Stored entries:
[Start of Attachment]

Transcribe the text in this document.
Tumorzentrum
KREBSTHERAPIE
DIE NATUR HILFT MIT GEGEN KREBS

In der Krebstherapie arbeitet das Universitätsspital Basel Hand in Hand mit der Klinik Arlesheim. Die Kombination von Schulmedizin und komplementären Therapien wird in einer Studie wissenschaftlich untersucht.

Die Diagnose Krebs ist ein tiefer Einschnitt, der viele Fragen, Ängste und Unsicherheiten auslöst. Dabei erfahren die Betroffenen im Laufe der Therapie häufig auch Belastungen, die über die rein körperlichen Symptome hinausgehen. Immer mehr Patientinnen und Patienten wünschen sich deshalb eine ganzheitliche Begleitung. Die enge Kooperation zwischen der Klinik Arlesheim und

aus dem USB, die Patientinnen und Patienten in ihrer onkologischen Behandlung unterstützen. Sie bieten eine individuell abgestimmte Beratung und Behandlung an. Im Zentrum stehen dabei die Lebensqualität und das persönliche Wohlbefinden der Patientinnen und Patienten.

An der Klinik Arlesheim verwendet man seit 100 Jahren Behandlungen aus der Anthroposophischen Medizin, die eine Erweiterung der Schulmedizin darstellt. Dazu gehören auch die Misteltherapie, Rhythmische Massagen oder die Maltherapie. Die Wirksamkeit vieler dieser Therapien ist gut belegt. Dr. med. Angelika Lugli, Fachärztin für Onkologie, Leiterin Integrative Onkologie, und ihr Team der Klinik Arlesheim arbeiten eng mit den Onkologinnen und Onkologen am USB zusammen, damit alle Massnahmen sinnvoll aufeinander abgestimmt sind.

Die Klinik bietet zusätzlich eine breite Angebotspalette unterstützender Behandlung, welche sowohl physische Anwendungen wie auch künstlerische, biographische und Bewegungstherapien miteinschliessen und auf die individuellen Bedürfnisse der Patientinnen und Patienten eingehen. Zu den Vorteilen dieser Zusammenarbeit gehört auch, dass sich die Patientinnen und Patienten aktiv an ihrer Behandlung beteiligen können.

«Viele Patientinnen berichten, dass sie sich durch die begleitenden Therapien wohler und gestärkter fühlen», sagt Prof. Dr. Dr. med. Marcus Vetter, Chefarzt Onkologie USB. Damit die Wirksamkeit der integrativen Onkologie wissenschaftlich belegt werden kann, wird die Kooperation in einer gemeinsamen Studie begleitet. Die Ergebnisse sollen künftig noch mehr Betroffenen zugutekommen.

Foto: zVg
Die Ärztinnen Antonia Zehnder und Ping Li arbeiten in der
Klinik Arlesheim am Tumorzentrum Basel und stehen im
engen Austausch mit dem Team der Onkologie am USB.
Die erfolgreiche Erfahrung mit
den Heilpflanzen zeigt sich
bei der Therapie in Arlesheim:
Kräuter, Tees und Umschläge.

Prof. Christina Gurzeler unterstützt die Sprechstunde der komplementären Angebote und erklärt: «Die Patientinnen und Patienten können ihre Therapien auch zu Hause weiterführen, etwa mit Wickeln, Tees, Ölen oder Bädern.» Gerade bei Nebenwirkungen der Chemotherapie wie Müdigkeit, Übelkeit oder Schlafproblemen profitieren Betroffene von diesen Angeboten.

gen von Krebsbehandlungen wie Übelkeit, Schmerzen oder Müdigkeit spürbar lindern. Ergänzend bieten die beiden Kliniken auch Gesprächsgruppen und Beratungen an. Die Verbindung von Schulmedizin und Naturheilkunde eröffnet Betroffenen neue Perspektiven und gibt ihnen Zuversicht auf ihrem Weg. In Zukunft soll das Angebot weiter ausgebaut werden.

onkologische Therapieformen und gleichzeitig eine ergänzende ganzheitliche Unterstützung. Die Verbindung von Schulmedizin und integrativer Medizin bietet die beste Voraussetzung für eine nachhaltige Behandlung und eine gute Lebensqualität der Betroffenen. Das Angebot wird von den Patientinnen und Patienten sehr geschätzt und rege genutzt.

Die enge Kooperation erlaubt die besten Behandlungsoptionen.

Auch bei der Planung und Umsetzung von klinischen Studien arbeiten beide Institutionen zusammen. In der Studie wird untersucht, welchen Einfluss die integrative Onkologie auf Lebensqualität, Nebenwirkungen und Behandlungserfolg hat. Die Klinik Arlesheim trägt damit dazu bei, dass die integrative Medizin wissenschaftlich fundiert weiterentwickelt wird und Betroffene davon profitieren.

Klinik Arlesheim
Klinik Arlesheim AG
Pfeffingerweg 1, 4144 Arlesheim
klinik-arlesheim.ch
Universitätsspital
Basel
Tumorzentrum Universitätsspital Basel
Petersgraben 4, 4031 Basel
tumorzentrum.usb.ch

[End of Attachment]

** TASK PROMPT **
Scan the data above for the word "Basel", then copy every line that holds it.

** RESULT OF THIS EXERCISE **
In der Krebstherapie arbeitet das Universitätsspital Basel Hand in Hand mit der Klinik Arlesheim. Die Kombination von Schulmedizin und komplementären Therapien wird in einer Studie wissenschaftlich untersucht.
Klinik Arlesheim am Tumorzentrum Basel und stehen im
Basel
Tumorzentrum Universitätsspital Basel
Petersgraben 4, 4031 Basel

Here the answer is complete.